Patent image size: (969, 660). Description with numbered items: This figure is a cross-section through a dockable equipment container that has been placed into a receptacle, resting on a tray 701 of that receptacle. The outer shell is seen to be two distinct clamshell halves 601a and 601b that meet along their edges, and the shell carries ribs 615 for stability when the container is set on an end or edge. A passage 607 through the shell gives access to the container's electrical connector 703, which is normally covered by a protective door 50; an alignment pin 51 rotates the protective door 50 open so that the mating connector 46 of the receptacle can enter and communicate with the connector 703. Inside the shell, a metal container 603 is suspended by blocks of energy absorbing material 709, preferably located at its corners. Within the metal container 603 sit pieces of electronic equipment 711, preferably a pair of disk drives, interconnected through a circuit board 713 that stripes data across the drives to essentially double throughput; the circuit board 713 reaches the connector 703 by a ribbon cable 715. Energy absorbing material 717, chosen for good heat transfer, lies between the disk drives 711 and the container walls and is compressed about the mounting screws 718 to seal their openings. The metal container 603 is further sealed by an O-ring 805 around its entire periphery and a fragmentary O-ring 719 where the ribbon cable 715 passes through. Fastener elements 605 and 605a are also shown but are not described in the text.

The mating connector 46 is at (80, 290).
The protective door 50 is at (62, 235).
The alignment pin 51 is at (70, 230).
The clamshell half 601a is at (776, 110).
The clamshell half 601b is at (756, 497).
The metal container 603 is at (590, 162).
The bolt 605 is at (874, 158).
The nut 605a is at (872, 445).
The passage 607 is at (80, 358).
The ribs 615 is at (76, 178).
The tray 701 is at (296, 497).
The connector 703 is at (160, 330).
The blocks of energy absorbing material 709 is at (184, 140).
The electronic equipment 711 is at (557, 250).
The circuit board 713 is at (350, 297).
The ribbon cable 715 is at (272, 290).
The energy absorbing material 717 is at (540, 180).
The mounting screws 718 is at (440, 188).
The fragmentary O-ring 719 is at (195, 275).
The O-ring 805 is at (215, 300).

--------------------------------

> [What the exercise asks] Which lines of the records above contain the word "clamshell" with matching case? Pick out each such line and copy it in full.

> [Result of this exercise]
Patent image size: (969, 660). Description with numbered items: This figure is a cross-section through a dockable equipment container that has been placed into a receptacle, resting on a tray 701 of that receptacle. The outer shell is seen to be two distinct clamshell halves 601a and 601b that meet along their edges, and the shell carries ribs 615 for stability when the container is set on an end or edge. A passage 607 through the shell gives access to the container's electrical connector 703, which is normally covered by a protective door 50; an alignment pin 51 rotates the protective door 50 open so that the mating connector 46 of the receptacle can enter and communicate with the connector 703. Inside the shell, a metal container 603 is suspended by blocks of energy absorbing material 709, preferably located at its corners. Within the metal container 603 sit pieces of electronic equipment 711, preferably a pair of disk drives, interconnected through a circuit board 713 that stripes data across the drives to essentially double throughput; the circuit board 713 reaches the connector 703 by a ribbon cable 715. Energy absorbing material 717, chosen for good heat transfer, lies between the disk drives 711 and the container walls and is compressed about the mounting screws 718 to seal their openings. The metal container 603 is further sealed by an O-ring 805 around its entire periphery and a fragmentary O-ring 719 where the ribbon cable 715 passes through. Fastener elements 605 and 605a are also shown but are not described in the text.
The clamshell half 601a is at (776, 110).
The clamshell half 601b is at (756, 497).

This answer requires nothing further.